MATERIAL PROVIDED:
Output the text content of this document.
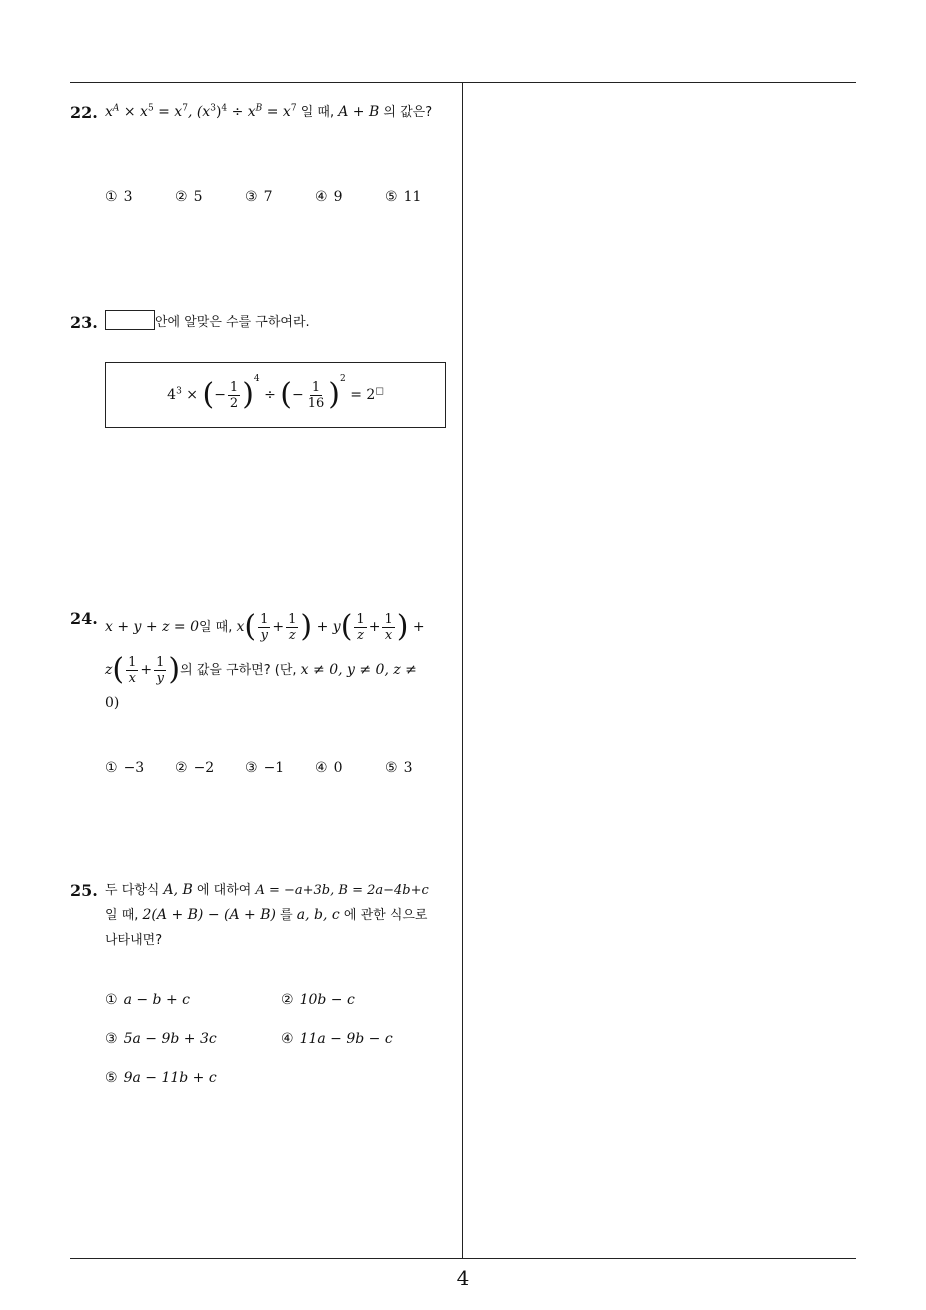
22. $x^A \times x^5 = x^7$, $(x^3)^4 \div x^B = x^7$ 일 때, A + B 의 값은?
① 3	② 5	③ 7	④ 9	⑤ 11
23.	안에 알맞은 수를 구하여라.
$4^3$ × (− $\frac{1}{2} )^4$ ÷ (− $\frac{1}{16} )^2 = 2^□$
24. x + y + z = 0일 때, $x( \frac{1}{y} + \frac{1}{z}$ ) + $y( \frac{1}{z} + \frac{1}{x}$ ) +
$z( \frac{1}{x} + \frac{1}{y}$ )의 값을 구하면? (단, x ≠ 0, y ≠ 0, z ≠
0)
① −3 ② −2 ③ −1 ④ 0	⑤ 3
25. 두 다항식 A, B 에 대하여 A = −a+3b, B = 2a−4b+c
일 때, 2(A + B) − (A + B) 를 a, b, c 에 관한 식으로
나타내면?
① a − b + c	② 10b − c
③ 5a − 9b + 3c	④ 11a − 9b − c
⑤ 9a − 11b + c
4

DIRECTION: All of the entries above should be duplicated exactly, except for the pictures.

RESPONSE TO THE EXERCISE:
Output the text content of this document.
22. $x^A \times x^5 = x^7$, $(x^3)^4 \div x^B = x^7$ 일 때, A + B 의 값은?
① 3	② 5	③ 7	④ 9	⑤ 11
23.	안에 알맞은 수를 구하여라.
$4^3$ × (− $\frac{1}{2} )^4$ ÷ (− $\frac{1}{16} )^2 = 2^□$
24. x + y + z = 0일 때, $x( \frac{1}{y} + \frac{1}{z}$ ) + $y( \frac{1}{z} + \frac{1}{x}$ ) +
$z( \frac{1}{x} + \frac{1}{y}$ )의 값을 구하면? (단, x ≠ 0, y ≠ 0, z ≠
0)
① −3 ② −2 ③ −1 ④ 0	⑤ 3
25. 두 다항식 A, B 에 대하여 A = −a+3b, B = 2a−4b+c
일 때, 2(A + B) − (A + B) 를 a, b, c 에 관한 식으로
나타내면?
① a − b + c	② 10b − c
③ 5a − 9b + 3c	④ 11a − 9b − c
⑤ 9a − 11b + c
4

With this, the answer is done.